■ EXCERPTED RECORDS ■
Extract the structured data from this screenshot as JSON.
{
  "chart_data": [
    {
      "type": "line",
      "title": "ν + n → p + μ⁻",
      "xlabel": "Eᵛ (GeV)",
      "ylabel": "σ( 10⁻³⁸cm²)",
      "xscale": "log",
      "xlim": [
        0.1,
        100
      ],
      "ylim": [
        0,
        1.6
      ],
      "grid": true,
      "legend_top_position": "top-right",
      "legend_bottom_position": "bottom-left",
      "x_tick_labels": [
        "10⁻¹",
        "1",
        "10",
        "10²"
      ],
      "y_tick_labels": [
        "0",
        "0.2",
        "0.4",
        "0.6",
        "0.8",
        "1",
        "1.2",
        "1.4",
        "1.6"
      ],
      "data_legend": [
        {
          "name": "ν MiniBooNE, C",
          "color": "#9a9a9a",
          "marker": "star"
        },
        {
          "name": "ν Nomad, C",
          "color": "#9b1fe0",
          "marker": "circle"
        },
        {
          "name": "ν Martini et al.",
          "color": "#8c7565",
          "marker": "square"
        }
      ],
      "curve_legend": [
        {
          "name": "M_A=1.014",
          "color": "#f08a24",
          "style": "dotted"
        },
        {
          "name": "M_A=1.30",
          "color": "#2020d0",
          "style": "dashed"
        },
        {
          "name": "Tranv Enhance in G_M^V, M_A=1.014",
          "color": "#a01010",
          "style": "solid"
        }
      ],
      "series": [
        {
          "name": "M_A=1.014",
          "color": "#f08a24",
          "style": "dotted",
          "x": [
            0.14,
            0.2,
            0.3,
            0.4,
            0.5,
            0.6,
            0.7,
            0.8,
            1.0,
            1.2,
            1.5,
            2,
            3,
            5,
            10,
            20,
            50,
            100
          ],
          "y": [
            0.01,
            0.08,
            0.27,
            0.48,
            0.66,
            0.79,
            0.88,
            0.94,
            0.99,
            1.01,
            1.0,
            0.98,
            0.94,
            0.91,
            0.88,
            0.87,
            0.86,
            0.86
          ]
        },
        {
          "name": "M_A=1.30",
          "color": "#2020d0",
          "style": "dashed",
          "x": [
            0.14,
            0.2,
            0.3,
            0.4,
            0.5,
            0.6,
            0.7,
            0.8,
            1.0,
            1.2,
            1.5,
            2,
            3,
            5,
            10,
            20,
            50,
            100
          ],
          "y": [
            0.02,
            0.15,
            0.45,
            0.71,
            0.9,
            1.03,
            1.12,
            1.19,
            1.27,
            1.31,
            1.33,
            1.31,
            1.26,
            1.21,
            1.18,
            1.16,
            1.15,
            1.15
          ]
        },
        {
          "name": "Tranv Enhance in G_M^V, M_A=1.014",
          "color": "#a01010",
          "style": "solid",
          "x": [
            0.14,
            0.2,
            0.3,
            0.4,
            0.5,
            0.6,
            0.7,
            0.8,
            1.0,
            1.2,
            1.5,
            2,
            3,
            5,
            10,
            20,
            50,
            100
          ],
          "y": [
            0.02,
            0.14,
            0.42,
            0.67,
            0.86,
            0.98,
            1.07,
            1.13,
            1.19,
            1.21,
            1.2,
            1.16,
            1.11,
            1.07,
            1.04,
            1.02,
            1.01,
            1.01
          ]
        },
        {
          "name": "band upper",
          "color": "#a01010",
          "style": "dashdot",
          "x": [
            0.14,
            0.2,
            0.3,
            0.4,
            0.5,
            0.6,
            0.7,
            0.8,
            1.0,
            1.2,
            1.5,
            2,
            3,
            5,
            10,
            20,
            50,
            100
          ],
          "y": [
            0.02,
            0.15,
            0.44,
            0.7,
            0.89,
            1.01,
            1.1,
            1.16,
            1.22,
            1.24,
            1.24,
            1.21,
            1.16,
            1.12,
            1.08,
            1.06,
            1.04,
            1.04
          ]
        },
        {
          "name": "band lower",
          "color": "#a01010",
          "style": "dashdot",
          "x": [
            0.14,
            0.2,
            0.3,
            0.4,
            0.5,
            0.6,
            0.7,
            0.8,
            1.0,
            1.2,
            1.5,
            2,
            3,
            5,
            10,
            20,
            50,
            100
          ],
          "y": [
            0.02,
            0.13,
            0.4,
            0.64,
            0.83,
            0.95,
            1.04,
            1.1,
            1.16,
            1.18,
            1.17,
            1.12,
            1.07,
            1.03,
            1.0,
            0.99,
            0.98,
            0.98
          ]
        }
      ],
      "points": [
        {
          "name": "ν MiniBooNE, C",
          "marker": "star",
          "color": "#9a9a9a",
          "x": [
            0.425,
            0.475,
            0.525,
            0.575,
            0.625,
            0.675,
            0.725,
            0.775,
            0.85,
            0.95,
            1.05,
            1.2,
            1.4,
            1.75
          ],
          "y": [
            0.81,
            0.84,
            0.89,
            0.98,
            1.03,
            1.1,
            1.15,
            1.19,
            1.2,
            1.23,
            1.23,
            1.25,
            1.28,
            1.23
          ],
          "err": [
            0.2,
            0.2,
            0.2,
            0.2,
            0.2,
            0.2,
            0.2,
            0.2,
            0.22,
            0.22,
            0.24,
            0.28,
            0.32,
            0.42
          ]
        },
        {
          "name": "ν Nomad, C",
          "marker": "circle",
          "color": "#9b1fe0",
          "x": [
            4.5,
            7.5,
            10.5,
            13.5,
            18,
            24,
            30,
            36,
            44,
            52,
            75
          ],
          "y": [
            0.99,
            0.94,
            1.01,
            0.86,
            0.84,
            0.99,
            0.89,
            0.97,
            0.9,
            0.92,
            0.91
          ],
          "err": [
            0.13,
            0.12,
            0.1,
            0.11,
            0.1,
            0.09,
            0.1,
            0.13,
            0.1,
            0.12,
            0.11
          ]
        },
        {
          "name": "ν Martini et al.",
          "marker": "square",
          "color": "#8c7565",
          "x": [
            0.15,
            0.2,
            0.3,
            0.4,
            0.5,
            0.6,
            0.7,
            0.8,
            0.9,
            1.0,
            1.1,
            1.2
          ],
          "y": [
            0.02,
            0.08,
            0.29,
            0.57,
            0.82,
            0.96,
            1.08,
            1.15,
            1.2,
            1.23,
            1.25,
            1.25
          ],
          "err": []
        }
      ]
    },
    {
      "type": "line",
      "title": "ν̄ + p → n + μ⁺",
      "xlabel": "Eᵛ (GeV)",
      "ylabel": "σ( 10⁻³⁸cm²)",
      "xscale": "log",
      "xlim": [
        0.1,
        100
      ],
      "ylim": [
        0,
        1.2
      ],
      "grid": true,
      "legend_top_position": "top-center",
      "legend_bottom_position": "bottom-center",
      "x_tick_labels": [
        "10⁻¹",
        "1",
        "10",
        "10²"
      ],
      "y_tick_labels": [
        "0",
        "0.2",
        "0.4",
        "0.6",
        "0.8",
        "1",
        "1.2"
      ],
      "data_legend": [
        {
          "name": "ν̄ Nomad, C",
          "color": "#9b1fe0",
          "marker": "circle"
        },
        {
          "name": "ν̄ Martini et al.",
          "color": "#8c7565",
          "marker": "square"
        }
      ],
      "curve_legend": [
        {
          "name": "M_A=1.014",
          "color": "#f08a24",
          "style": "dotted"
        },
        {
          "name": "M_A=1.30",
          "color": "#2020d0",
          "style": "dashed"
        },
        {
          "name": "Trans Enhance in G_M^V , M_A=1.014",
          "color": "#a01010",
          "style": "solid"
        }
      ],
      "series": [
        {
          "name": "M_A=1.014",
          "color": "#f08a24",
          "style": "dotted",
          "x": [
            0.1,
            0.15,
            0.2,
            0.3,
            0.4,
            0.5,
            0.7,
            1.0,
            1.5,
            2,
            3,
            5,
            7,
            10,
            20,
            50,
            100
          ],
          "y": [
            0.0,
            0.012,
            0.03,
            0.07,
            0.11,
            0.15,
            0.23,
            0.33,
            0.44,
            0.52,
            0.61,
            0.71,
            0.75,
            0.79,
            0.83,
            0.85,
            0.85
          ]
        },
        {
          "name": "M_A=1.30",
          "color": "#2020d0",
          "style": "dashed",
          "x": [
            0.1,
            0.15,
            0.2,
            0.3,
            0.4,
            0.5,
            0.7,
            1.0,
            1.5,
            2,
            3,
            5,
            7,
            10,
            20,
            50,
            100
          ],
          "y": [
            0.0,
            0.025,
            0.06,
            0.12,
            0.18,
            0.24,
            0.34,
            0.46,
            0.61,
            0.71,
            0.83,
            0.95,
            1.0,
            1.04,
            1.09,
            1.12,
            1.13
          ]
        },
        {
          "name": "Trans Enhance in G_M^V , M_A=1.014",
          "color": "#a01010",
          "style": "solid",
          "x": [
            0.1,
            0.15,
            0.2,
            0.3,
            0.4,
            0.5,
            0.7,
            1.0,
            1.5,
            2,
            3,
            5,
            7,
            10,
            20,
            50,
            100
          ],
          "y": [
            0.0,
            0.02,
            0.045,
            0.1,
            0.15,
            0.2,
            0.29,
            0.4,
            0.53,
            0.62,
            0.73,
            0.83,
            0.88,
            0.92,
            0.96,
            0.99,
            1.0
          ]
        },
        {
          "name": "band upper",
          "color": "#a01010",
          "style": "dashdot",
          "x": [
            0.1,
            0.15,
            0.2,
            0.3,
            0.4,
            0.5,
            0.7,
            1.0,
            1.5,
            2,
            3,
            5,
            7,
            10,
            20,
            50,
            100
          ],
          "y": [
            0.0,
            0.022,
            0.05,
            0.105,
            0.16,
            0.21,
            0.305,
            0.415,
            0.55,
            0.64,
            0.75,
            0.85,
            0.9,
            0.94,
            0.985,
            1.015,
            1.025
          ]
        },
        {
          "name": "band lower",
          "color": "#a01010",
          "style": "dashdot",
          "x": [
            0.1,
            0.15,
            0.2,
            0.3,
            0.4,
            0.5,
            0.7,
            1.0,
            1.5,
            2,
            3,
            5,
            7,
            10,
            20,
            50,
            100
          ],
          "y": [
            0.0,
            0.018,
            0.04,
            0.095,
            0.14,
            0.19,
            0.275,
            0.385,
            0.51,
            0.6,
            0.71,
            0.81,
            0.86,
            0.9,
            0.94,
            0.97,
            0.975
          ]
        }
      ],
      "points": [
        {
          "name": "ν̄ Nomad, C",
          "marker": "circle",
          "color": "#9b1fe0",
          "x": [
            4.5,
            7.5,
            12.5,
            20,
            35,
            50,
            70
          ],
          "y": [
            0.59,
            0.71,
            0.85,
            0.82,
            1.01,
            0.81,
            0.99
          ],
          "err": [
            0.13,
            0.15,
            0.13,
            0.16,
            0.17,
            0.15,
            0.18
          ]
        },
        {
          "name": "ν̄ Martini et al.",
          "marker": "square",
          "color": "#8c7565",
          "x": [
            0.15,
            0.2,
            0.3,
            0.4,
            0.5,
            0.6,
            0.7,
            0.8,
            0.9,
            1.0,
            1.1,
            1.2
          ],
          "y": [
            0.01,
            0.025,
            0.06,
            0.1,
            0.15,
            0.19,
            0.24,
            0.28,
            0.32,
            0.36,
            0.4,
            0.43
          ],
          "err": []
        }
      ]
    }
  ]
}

■ OBJECTIVE ■
Check each line of the records for the word "center", and show the lines that contain it.

■ COMPLETED TASK ■
      "legend_top_position": "top-center",
      "legend_bottom_position": "bottom-center",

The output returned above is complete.